Structured page parsing data:
━━━━

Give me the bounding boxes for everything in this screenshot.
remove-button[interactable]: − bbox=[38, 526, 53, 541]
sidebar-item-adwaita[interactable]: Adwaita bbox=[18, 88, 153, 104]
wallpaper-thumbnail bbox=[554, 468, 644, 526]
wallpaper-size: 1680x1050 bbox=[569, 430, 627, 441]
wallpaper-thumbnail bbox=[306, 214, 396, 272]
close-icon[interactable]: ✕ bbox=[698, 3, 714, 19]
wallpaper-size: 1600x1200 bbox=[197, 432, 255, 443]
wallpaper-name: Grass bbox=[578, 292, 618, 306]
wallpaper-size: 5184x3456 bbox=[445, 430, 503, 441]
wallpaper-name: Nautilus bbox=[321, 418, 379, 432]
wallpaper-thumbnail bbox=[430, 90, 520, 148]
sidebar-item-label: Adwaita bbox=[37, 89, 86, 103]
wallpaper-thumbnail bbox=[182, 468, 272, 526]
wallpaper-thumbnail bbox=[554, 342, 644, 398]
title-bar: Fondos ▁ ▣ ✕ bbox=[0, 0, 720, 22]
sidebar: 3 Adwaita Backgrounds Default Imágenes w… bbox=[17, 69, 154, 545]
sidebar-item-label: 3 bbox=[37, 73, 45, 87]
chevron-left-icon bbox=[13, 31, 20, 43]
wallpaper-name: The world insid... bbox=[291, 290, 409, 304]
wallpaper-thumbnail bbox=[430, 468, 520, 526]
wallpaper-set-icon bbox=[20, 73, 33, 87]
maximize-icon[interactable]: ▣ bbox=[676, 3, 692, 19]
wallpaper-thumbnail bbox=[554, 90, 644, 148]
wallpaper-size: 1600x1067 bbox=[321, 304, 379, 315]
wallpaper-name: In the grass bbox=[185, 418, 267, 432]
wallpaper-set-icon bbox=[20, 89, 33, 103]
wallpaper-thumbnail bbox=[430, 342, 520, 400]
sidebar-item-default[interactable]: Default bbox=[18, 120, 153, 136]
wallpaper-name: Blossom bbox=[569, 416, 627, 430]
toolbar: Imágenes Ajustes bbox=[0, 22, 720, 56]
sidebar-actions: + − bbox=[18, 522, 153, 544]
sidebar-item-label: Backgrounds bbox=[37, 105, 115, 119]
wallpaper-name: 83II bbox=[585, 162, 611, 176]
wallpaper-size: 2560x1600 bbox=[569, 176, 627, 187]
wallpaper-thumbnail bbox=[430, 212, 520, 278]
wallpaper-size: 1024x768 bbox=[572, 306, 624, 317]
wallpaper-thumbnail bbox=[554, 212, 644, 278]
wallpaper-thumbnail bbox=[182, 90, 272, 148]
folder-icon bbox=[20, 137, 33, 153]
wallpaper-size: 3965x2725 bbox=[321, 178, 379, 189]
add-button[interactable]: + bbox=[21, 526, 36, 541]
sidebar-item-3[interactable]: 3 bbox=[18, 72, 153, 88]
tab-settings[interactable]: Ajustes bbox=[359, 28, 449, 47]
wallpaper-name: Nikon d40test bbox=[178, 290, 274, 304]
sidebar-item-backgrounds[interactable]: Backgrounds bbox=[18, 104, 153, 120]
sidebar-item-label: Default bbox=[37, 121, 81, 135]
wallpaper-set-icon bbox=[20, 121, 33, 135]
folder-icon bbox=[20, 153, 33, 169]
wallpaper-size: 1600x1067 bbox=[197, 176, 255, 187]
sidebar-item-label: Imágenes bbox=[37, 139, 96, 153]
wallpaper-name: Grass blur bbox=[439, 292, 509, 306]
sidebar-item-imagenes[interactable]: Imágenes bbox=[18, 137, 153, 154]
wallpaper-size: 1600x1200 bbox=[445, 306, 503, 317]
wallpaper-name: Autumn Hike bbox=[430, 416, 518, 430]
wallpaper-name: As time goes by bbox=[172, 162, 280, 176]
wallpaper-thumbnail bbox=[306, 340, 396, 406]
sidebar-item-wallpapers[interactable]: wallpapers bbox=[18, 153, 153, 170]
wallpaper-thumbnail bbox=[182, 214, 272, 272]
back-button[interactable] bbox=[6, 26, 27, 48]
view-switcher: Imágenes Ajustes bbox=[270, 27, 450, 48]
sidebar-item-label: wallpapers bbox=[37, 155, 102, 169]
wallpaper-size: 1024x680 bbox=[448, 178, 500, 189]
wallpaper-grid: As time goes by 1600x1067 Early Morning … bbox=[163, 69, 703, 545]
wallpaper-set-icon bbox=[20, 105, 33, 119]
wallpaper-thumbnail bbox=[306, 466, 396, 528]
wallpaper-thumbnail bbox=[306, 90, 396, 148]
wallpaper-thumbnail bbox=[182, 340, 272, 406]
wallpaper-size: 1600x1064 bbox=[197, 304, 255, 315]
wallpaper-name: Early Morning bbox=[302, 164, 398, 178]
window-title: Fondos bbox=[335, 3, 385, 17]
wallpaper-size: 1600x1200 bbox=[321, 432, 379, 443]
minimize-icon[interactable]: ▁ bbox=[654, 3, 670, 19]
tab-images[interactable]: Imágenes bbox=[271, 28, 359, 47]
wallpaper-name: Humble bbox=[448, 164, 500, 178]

━━━━

● **What you are asked to do**
Return each line from the data where the string "Fondos" can be found.

● **Task output**
title-bar: Fondos ▁ ▣ ✕ bbox=[0, 0, 720, 22]
window-title: Fondos bbox=[335, 3, 385, 17]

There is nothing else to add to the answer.